Element position data
++++++

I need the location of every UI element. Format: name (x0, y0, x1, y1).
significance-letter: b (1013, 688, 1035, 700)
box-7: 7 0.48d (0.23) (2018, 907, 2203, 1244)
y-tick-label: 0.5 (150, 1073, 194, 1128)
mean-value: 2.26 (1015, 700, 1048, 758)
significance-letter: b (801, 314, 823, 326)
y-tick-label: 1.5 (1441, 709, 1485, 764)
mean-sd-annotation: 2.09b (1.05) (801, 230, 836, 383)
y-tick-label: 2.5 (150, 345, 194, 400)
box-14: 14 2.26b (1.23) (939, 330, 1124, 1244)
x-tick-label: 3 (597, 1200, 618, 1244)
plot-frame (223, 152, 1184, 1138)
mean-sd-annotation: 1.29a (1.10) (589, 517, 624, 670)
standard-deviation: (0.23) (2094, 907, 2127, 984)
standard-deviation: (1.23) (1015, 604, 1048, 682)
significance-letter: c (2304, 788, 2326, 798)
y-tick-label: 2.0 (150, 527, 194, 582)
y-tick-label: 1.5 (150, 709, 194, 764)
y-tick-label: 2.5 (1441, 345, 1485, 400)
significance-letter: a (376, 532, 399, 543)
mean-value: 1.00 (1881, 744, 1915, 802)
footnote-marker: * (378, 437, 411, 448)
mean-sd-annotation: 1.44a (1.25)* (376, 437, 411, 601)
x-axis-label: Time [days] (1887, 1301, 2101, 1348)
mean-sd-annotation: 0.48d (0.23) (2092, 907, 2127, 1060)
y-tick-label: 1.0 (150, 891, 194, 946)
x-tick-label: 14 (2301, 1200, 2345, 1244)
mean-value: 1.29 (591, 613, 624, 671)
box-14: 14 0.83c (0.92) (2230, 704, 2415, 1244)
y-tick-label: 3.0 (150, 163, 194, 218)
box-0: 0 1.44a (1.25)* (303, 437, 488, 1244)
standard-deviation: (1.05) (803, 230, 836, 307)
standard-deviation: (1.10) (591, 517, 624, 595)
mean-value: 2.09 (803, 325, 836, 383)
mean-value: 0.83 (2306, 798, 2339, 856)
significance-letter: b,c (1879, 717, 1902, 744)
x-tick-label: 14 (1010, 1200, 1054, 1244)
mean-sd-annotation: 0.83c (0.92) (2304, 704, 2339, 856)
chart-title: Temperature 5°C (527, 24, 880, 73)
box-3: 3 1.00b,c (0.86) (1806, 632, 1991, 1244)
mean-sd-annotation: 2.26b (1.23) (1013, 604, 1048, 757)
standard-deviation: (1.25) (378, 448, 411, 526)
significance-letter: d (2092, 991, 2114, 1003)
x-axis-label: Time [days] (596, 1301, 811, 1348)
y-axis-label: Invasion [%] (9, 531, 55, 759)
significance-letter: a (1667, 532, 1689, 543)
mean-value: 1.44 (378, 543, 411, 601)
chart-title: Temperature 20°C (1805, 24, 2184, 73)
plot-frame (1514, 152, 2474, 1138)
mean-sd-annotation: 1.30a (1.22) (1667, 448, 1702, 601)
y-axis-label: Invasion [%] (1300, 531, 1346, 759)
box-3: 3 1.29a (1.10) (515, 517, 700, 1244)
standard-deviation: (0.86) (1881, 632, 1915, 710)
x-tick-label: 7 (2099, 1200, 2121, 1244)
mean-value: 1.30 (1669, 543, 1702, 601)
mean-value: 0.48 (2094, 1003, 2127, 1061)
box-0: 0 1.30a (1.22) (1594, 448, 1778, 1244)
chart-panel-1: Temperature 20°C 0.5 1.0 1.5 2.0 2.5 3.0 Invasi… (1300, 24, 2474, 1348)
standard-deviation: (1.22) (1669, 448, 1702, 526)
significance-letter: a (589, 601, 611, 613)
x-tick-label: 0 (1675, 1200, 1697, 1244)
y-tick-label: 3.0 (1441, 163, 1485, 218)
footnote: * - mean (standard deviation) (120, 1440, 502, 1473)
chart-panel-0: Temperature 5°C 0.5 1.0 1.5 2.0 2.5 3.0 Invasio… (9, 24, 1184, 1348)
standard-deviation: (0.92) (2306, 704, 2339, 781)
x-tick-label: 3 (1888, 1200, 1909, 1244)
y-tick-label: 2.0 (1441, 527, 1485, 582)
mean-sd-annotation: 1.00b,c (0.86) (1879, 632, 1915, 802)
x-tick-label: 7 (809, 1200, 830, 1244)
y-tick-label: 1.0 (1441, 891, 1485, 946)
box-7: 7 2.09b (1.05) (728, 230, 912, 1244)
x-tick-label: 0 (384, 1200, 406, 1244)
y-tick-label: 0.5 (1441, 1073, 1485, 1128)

++++++

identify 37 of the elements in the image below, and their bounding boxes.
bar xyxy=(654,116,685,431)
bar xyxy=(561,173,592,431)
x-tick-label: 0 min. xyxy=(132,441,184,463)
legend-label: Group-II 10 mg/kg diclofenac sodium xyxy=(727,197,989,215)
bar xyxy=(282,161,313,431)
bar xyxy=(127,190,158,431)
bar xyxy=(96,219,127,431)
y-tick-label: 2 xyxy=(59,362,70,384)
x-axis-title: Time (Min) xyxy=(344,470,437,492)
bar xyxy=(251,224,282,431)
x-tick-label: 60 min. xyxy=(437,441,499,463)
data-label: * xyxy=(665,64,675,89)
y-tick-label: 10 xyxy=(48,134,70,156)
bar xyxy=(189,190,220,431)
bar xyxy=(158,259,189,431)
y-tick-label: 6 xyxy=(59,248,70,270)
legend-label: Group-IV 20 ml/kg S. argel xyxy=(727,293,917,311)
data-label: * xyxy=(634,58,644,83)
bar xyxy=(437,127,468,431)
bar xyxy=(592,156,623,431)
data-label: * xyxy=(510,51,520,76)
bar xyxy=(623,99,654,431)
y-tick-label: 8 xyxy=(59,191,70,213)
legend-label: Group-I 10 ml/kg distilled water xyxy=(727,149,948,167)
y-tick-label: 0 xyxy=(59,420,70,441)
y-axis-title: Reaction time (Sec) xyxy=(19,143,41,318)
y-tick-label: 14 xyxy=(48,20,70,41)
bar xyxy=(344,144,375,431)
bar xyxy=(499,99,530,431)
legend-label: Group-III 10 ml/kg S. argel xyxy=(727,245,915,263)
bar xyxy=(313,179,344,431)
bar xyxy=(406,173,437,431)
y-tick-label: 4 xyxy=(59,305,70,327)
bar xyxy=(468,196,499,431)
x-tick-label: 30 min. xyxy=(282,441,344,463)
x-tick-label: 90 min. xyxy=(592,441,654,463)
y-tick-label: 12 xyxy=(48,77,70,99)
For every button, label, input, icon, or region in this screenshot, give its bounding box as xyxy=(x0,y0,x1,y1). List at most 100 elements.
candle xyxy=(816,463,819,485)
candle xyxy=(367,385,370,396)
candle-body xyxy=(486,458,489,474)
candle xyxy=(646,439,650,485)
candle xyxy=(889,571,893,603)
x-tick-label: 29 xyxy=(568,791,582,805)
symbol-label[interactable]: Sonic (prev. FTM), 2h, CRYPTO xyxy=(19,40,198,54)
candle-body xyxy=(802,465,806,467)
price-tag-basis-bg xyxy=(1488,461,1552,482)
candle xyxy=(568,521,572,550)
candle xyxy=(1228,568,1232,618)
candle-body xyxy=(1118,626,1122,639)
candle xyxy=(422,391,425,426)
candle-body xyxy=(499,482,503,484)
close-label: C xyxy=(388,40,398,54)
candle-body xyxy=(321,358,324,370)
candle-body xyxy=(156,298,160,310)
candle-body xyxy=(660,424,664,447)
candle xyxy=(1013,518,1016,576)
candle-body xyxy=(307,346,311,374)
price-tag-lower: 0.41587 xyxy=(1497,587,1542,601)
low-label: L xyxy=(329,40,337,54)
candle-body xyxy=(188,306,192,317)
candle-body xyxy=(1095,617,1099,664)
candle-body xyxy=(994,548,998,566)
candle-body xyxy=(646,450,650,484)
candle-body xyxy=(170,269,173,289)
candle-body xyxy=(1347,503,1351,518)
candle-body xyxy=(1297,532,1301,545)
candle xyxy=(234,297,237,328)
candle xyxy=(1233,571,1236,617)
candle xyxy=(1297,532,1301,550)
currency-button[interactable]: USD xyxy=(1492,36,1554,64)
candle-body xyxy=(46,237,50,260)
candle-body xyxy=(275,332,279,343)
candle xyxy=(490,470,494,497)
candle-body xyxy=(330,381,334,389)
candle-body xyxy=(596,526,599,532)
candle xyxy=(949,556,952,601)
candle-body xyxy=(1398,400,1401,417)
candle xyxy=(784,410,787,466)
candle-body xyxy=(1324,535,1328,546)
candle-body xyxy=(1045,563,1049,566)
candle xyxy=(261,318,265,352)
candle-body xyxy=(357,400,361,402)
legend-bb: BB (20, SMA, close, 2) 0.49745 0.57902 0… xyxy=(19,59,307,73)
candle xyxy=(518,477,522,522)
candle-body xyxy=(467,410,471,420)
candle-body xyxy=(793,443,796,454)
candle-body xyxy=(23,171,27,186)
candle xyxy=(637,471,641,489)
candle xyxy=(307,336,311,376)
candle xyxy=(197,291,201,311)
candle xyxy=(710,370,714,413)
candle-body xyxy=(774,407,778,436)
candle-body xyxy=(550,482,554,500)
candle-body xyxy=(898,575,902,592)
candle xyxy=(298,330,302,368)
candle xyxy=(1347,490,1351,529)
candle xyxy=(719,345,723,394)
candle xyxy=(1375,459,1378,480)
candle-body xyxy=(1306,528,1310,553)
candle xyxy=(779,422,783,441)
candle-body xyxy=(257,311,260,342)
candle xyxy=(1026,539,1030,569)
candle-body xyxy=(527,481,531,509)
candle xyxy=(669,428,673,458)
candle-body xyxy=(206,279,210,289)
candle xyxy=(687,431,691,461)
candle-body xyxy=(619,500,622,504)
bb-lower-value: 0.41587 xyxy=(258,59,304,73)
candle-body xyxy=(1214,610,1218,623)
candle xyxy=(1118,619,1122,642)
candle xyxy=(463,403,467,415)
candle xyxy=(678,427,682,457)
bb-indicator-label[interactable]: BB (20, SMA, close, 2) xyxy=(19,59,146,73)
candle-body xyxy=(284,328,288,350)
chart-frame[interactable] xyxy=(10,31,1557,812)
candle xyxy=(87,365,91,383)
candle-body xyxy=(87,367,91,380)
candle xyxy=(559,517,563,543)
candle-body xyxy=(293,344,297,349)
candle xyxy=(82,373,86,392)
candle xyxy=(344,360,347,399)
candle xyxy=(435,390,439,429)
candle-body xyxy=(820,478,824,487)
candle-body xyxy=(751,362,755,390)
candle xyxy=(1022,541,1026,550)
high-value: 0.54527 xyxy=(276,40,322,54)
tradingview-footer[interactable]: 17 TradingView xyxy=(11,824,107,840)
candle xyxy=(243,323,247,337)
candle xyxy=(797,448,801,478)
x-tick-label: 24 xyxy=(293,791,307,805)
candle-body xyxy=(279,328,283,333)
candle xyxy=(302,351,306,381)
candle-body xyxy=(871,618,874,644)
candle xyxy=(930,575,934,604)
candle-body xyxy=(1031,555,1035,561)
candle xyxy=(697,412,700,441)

++++++

Copy the lines of the records verbatim, from the line with "I need the location" to the line with "y-axis-label: Invasion [%] (9, 531, 55, 759)", including both of those lines.

▶ **Response**
I need the location of every UI element. Format: name (x0, y0, x1, y1).
significance-letter: b (1013, 688, 1035, 700)
box-7: 7 0.48d (0.23) (2018, 907, 2203, 1244)
y-tick-label: 0.5 (150, 1073, 194, 1128)
mean-value: 2.26 (1015, 700, 1048, 758)
significance-letter: b (801, 314, 823, 326)
y-tick-label: 1.5 (1441, 709, 1485, 764)
mean-sd-annotation: 2.09b (1.05) (801, 230, 836, 383)
y-tick-label: 2.5 (150, 345, 194, 400)
box-14: 14 2.26b (1.23) (939, 330, 1124, 1244)
x-tick-label: 3 (597, 1200, 618, 1244)
plot-frame (223, 152, 1184, 1138)
mean-sd-annotation: 1.29a (1.10) (589, 517, 624, 670)
standard-deviation: (0.23) (2094, 907, 2127, 984)
standard-deviation: (1.23) (1015, 604, 1048, 682)
significance-letter: c (2304, 788, 2326, 798)
y-tick-label: 2.0 (150, 527, 194, 582)
y-tick-label: 1.5 (150, 709, 194, 764)
y-tick-label: 2.5 (1441, 345, 1485, 400)
significance-letter: a (376, 532, 399, 543)
mean-value: 1.00 (1881, 744, 1915, 802)
footnote-marker: * (378, 437, 411, 448)
mean-sd-annotation: 1.44a (1.25)* (376, 437, 411, 601)
x-axis-label: Time [days] (1887, 1301, 2101, 1348)
mean-sd-annotation: 0.48d (0.23) (2092, 907, 2127, 1060)
y-tick-label: 1.0 (150, 891, 194, 946)
x-tick-label: 14 (2301, 1200, 2345, 1244)
mean-value: 1.29 (591, 613, 624, 671)
box-14: 14 0.83c (0.92) (2230, 704, 2415, 1244)
y-tick-label: 3.0 (150, 163, 194, 218)
box-0: 0 1.44a (1.25)* (303, 437, 488, 1244)
standard-deviation: (1.05) (803, 230, 836, 307)
standard-deviation: (1.10) (591, 517, 624, 595)
mean-value: 2.09 (803, 325, 836, 383)
mean-value: 0.83 (2306, 798, 2339, 856)
significance-letter: b,c (1879, 717, 1902, 744)
x-tick-label: 14 (1010, 1200, 1054, 1244)
mean-sd-annotation: 0.83c (0.92) (2304, 704, 2339, 856)
chart-title: Temperature 5°C (527, 24, 880, 73)
box-3: 3 1.00b,c (0.86) (1806, 632, 1991, 1244)
mean-sd-annotation: 2.26b (1.23) (1013, 604, 1048, 757)
standard-deviation: (1.25) (378, 448, 411, 526)
significance-letter: d (2092, 991, 2114, 1003)
x-axis-label: Time [days] (596, 1301, 811, 1348)
y-axis-label: Invasion [%] (9, 531, 55, 759)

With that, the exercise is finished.